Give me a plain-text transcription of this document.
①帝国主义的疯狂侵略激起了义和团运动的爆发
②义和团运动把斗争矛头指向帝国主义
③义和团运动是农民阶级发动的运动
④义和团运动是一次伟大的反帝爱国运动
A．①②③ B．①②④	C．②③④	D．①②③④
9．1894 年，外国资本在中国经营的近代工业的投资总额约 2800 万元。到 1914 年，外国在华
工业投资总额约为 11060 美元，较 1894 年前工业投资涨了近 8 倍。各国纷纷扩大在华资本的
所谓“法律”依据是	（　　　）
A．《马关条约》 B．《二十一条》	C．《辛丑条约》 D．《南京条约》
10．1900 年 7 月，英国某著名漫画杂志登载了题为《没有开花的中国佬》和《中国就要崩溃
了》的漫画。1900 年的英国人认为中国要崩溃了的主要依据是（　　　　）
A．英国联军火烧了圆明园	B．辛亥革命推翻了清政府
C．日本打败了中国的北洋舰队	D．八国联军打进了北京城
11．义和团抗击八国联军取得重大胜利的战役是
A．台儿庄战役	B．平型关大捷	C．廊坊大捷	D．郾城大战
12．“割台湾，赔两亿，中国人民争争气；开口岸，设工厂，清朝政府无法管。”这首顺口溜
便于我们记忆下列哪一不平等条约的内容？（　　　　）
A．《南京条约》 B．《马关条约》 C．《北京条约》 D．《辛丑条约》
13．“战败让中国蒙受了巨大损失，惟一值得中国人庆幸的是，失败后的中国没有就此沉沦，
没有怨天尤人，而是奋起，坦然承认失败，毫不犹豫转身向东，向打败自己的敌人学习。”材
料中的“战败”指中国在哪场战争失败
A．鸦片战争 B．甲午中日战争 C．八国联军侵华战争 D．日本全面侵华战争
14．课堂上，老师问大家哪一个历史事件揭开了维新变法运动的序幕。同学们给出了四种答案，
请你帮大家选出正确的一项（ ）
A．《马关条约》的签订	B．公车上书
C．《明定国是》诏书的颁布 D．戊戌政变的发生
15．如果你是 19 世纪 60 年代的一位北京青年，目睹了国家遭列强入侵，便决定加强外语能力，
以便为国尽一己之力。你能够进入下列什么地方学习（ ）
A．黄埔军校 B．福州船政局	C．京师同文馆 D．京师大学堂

= = = =

**What is required:** Output the entries verbatim.

**Output of the exercise:**
Give me a plain-text transcription of this document.
①帝国主义的疯狂侵略激起了义和团运动的爆发
②义和团运动把斗争矛头指向帝国主义
③义和团运动是农民阶级发动的运动
④义和团运动是一次伟大的反帝爱国运动
A．①②③ B．①②④	C．②③④	D．①②③④
9．1894 年，外国资本在中国经营的近代工业的投资总额约 2800 万元。到 1914 年，外国在华
工业投资总额约为 11060 美元，较 1894 年前工业投资涨了近 8 倍。各国纷纷扩大在华资本的
所谓“法律”依据是	（　　　）
A．《马关条约》 B．《二十一条》	C．《辛丑条约》 D．《南京条约》
10．1900 年 7 月，英国某著名漫画杂志登载了题为《没有开花的中国佬》和《中国就要崩溃
了》的漫画。1900 年的英国人认为中国要崩溃了的主要依据是（　　　　）
A．英国联军火烧了圆明园	B．辛亥革命推翻了清政府
C．日本打败了中国的北洋舰队	D．八国联军打进了北京城
11．义和团抗击八国联军取得重大胜利的战役是
A．台儿庄战役	B．平型关大捷	C．廊坊大捷	D．郾城大战
12．“割台湾，赔两亿，中国人民争争气；开口岸，设工厂，清朝政府无法管。”这首顺口溜
便于我们记忆下列哪一不平等条约的内容？（　　　　）
A．《南京条约》 B．《马关条约》 C．《北京条约》 D．《辛丑条约》
13．“战败让中国蒙受了巨大损失，惟一值得中国人庆幸的是，失败后的中国没有就此沉沦，
没有怨天尤人，而是奋起，坦然承认失败，毫不犹豫转身向东，向打败自己的敌人学习。”材
料中的“战败”指中国在哪场战争失败
A．鸦片战争 B．甲午中日战争 C．八国联军侵华战争 D．日本全面侵华战争
14．课堂上，老师问大家哪一个历史事件揭开了维新变法运动的序幕。同学们给出了四种答案，
请你帮大家选出正确的一项（ ）
A．《马关条约》的签订	B．公车上书
C．《明定国是》诏书的颁布 D．戊戌政变的发生
15．如果你是 19 世纪 60 年代的一位北京青年，目睹了国家遭列强入侵，便决定加强外语能力，
以便为国尽一己之力。你能够进入下列什么地方学习（ ）
A．黄埔军校 B．福州船政局	C．京师同文馆 D．京师大学堂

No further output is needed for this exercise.